_REQUIRED TASK_. Copy out each line that has "index" in it.

————————

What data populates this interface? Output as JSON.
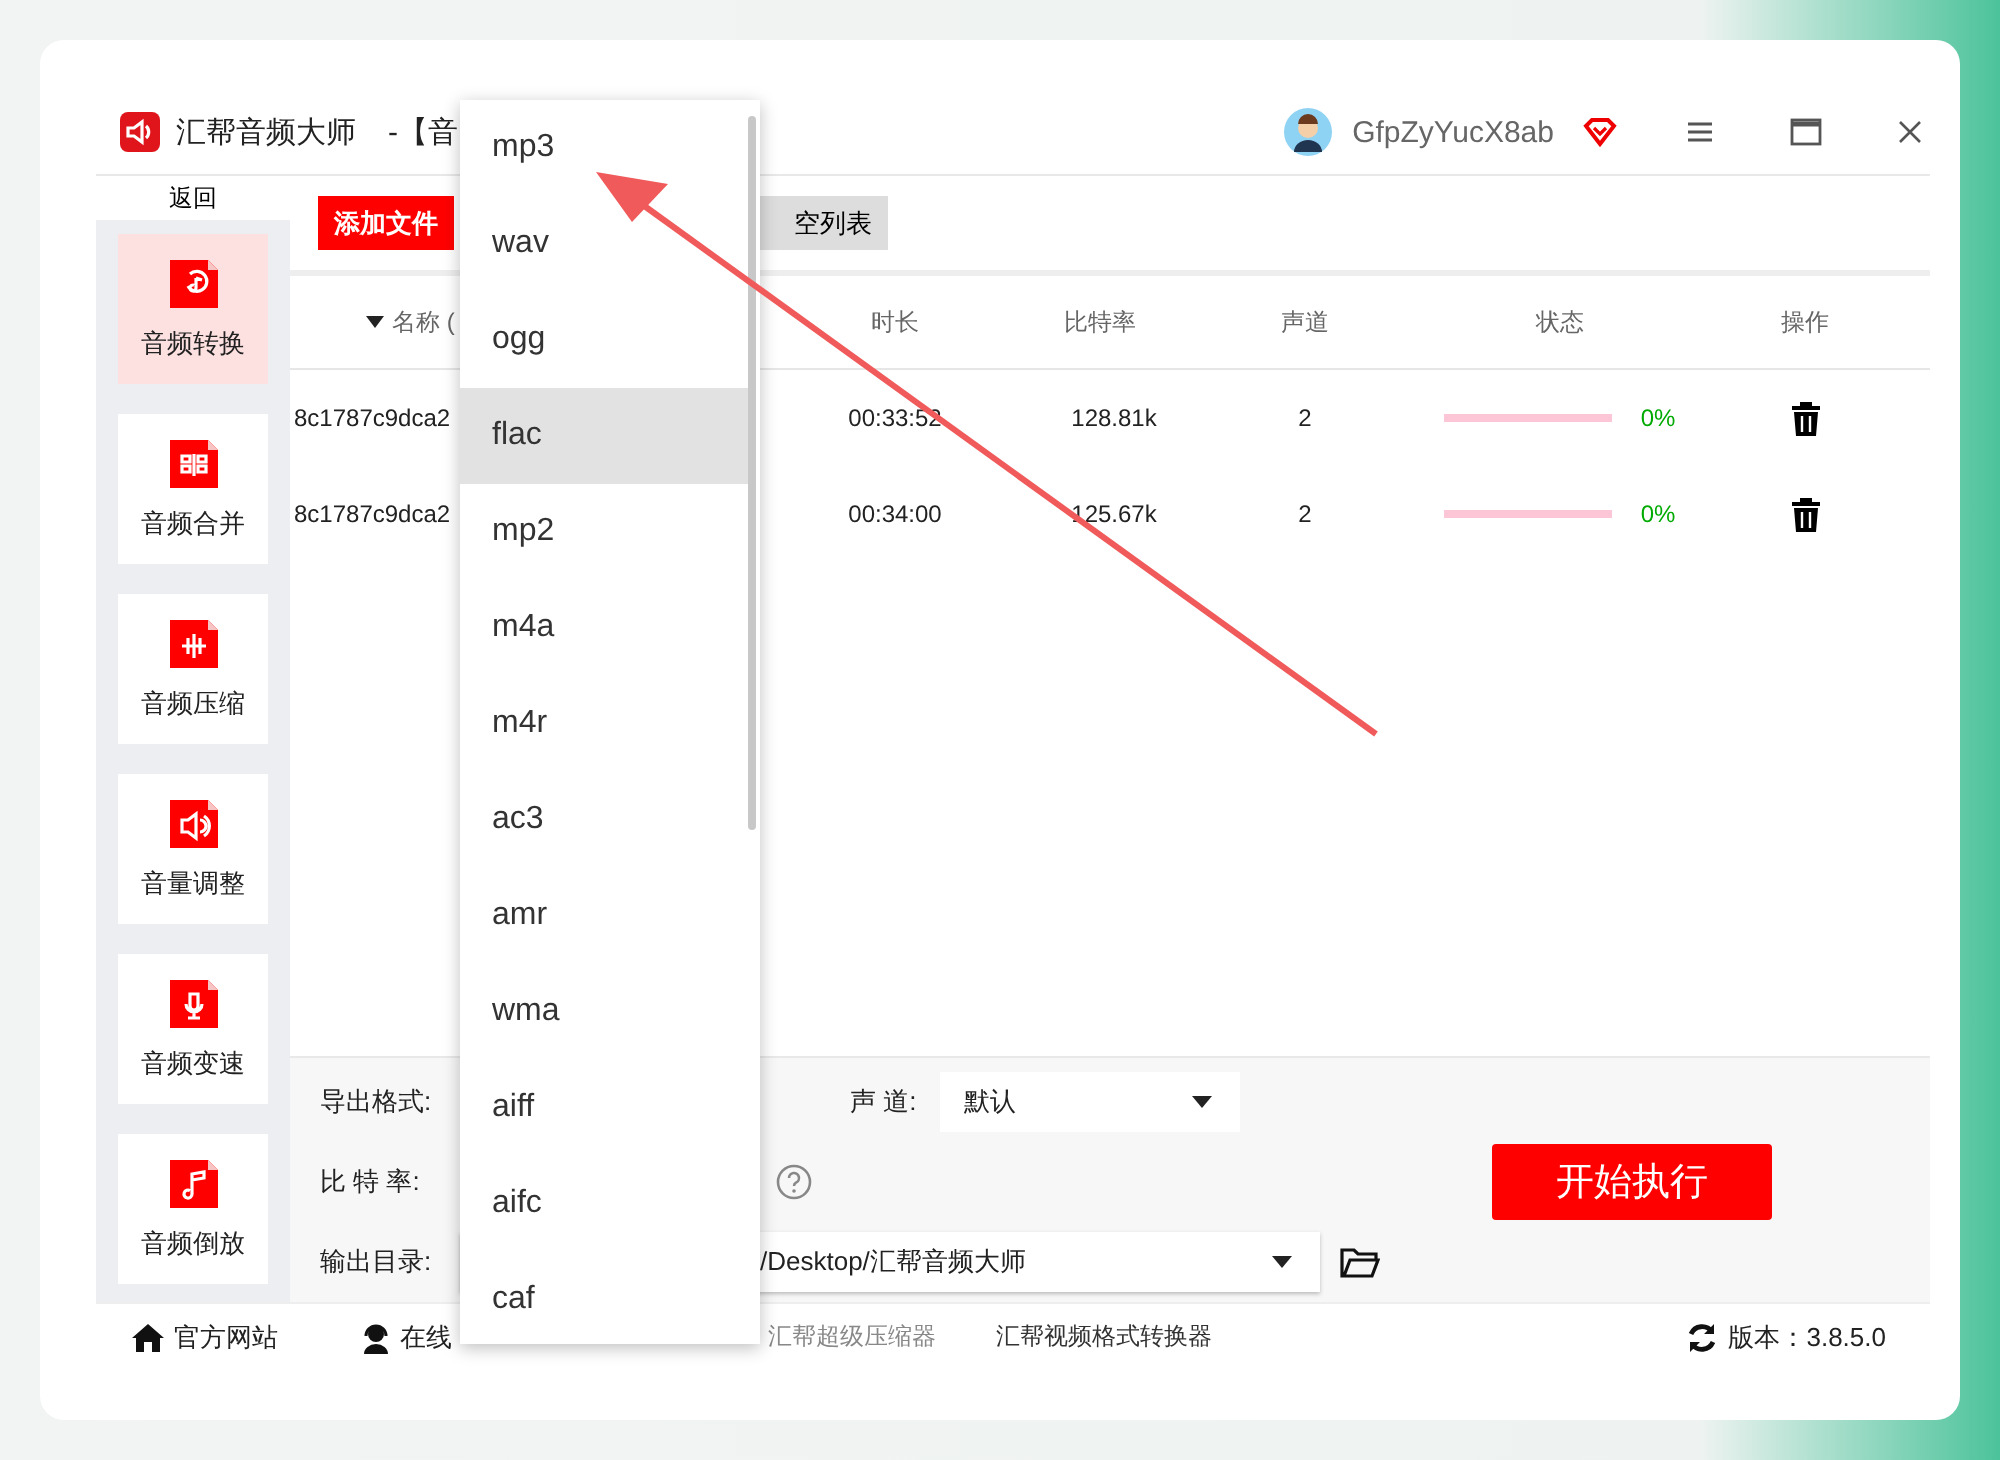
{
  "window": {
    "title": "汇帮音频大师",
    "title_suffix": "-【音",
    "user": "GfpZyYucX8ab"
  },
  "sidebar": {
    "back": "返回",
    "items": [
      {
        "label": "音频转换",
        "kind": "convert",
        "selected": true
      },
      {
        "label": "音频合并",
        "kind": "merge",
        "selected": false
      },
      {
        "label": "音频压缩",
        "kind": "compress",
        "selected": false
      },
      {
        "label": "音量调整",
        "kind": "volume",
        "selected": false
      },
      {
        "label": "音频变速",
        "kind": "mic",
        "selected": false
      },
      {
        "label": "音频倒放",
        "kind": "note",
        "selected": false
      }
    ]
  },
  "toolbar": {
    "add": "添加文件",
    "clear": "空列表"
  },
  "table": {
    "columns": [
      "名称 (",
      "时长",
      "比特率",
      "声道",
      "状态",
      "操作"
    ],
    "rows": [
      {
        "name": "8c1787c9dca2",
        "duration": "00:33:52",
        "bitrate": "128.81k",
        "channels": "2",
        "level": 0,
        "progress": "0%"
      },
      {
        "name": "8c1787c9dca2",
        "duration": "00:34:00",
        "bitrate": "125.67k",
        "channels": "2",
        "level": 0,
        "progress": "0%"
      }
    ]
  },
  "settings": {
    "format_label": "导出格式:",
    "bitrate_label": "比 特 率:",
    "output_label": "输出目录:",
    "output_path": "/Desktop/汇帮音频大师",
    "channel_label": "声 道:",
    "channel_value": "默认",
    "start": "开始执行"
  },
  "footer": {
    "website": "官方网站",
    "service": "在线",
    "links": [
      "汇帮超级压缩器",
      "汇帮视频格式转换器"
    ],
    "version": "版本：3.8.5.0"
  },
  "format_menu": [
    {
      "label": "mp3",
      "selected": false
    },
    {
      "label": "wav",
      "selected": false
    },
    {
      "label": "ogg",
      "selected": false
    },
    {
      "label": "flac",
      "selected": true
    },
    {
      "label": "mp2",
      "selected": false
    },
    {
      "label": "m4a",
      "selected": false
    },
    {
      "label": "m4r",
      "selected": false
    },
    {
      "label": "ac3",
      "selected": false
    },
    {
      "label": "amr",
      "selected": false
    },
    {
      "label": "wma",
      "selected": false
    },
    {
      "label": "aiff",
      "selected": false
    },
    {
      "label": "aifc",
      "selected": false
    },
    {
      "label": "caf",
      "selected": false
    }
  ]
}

————————

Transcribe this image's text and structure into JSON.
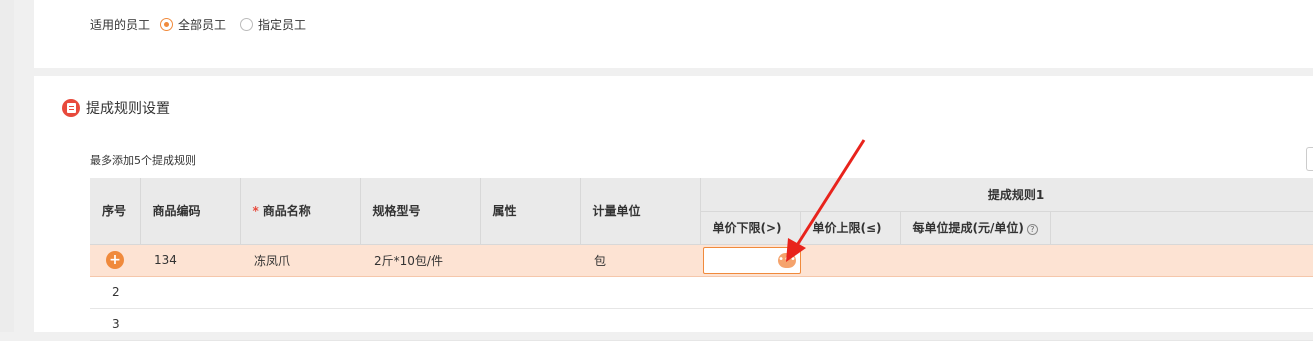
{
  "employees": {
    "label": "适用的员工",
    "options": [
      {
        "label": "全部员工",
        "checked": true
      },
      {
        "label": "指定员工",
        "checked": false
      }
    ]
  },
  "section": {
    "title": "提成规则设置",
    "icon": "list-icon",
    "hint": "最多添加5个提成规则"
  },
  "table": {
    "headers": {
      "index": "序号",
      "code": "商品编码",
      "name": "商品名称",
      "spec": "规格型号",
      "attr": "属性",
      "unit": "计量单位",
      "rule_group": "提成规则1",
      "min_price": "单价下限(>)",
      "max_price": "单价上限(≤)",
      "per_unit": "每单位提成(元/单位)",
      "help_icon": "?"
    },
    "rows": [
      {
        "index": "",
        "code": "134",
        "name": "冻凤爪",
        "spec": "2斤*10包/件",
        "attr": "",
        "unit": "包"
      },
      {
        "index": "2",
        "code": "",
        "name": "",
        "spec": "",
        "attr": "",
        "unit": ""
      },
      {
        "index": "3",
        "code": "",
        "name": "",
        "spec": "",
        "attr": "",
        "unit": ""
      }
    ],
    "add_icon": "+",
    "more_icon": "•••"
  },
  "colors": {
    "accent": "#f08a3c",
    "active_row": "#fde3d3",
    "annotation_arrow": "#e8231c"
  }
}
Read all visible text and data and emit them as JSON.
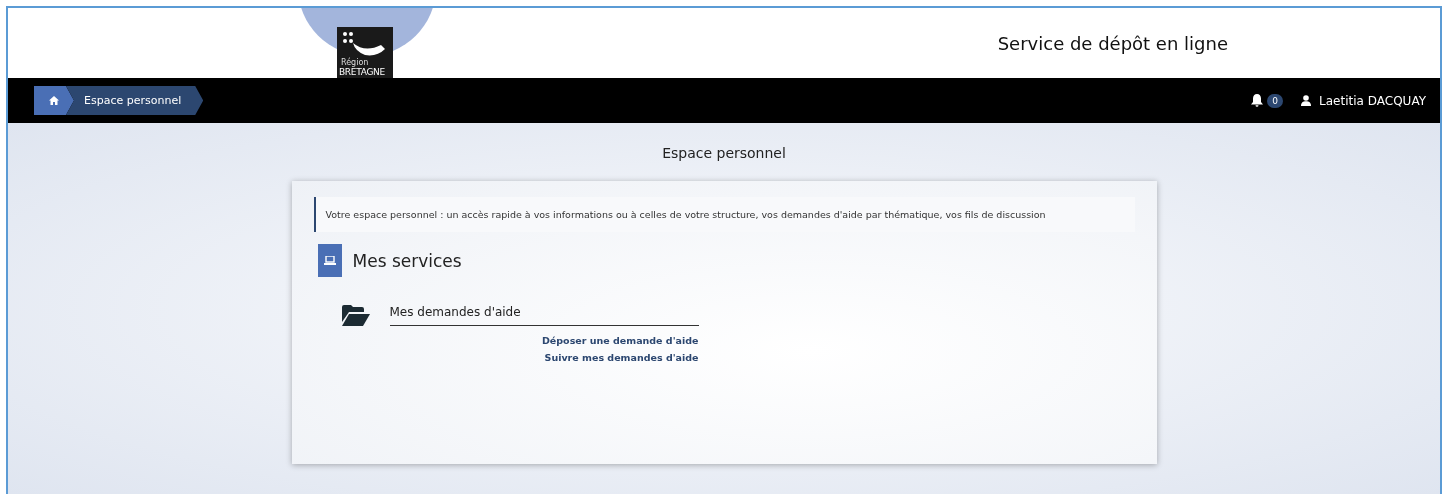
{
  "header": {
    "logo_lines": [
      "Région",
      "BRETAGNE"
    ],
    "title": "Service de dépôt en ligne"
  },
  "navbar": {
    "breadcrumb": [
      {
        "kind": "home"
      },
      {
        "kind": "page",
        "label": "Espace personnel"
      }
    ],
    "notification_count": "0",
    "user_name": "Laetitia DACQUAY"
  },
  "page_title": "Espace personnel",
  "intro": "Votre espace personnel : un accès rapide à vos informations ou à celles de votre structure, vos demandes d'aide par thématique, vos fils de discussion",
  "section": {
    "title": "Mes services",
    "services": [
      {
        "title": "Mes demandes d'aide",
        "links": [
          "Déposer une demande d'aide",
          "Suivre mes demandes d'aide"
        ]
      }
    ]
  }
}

————————

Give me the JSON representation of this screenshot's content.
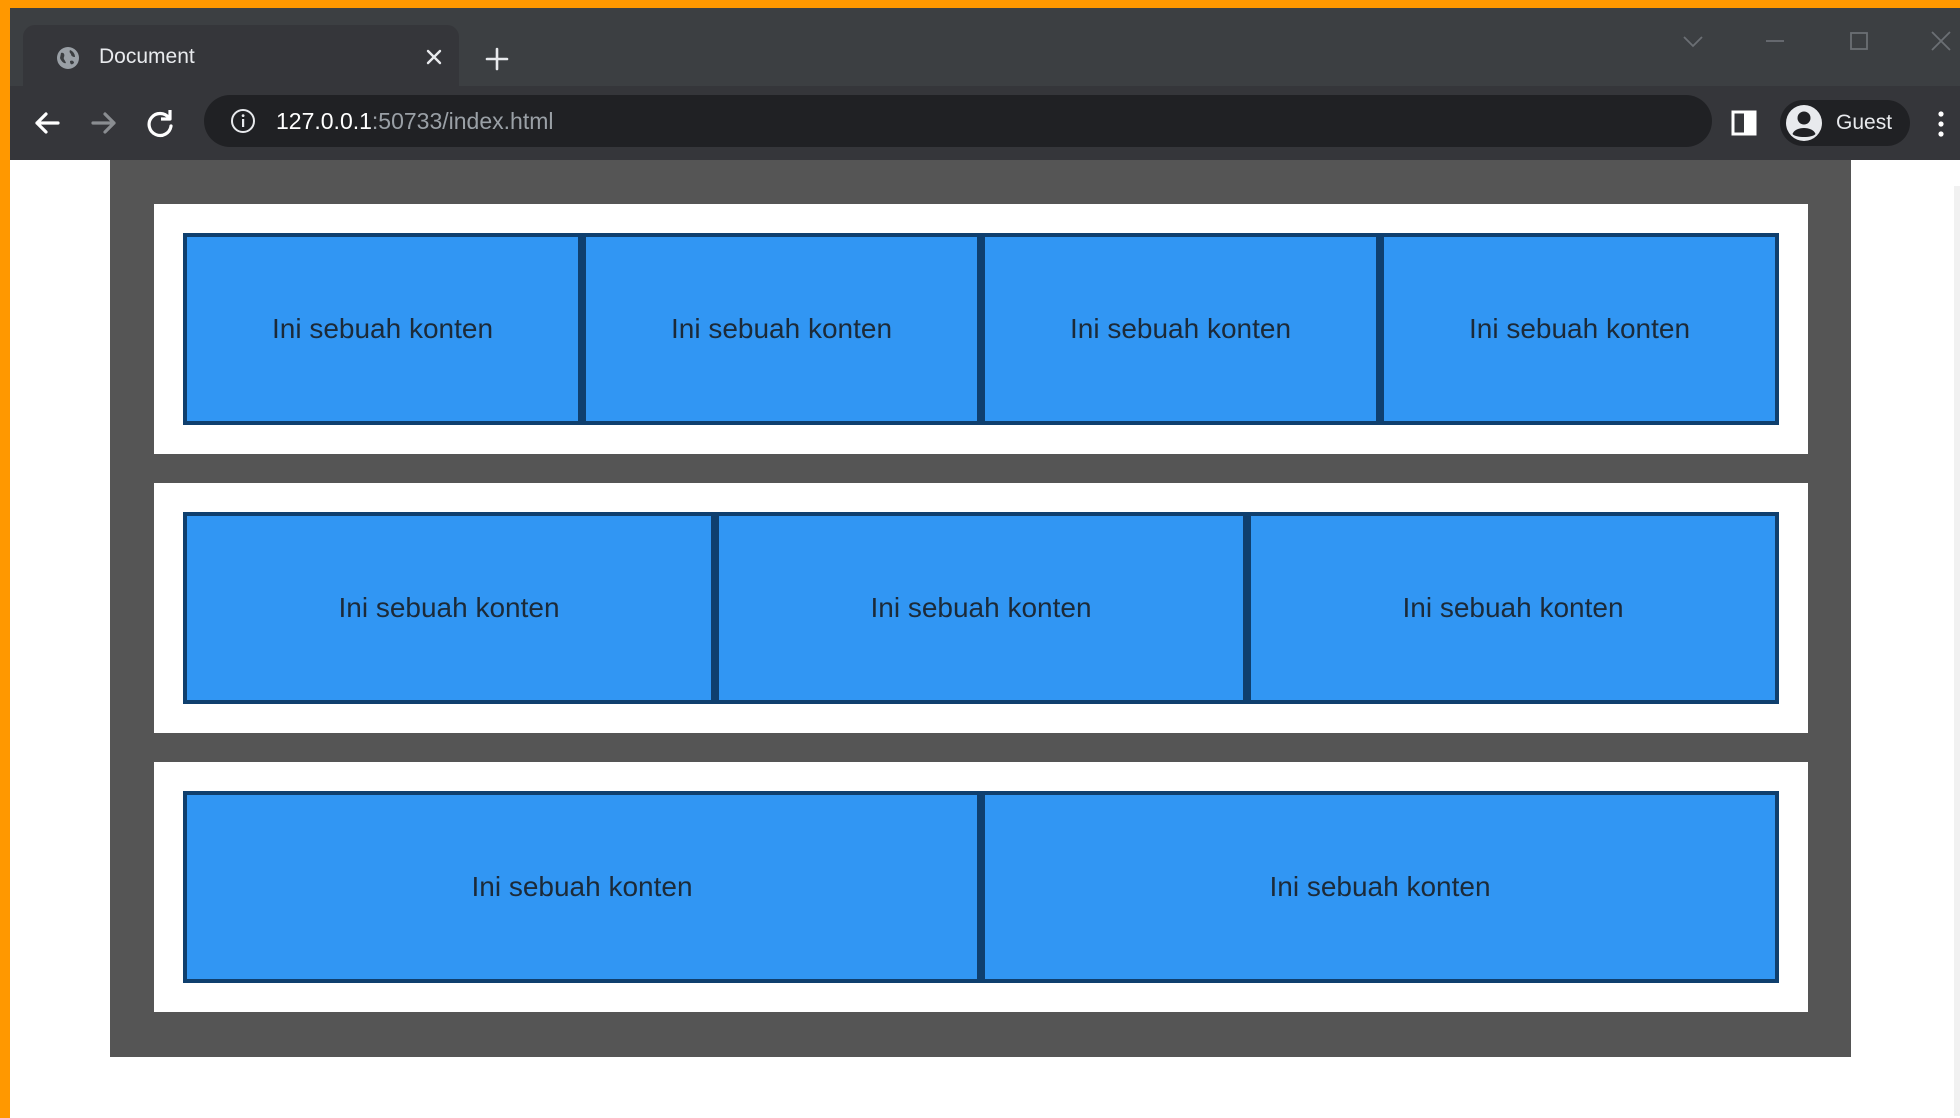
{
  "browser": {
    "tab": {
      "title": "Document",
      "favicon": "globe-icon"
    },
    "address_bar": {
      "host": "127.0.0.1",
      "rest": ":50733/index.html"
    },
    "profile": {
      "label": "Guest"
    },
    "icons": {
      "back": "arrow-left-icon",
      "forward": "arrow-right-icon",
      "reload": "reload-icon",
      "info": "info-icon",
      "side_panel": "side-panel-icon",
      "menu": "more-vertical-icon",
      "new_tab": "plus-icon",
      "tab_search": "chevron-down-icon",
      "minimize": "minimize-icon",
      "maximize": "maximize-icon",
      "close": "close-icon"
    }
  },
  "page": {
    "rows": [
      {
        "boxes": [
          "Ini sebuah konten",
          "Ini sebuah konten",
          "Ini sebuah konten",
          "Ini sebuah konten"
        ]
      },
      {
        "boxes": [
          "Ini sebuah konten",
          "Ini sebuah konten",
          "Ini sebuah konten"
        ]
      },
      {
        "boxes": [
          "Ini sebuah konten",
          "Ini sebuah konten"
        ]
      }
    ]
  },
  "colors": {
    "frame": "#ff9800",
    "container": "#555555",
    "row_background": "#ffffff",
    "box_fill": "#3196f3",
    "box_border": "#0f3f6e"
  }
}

————————

_RESULT OF THIS EXERCISE_.
      "index": "序号",
        "index": "",
        "index": "2",
        "index": "3",
      "rest": ":50733/index.html"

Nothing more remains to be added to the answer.